» SUPPLIED ENTRIES:
▬▬▬▬▬▬▬▬▬▬

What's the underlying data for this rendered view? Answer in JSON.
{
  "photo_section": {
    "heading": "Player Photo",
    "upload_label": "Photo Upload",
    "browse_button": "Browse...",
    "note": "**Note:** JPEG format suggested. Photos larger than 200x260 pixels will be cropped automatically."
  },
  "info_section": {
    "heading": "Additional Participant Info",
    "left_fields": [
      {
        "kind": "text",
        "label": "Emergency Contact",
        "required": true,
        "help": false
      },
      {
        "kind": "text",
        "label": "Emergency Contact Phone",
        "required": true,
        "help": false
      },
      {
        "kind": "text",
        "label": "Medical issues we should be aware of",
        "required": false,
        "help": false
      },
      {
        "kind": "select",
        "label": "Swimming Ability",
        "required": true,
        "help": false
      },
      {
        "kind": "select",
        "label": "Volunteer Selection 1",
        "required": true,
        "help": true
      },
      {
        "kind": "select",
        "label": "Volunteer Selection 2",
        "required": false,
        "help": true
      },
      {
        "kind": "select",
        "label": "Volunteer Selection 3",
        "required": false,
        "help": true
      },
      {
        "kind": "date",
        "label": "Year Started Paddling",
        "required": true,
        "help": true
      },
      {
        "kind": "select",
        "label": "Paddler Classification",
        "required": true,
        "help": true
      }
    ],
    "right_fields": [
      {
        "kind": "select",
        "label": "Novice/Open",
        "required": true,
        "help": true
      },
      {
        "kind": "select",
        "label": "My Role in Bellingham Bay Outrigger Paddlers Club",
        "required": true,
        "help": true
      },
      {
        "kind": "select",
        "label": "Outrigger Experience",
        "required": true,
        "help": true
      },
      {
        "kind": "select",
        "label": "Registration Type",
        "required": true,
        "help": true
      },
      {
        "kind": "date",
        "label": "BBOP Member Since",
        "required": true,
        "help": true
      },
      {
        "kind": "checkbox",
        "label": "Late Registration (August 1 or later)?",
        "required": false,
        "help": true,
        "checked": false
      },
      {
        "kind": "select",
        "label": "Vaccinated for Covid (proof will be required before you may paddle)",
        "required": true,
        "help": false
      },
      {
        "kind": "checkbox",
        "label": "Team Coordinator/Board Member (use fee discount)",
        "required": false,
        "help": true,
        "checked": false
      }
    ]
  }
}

▬▬▬▬▬▬▬▬▬▬

» YOUR GOAL: Find how many lines of the listing include the string "Registration" and give that number, nothing else.

» SOLUTION FOR THIS PROBLEM: 2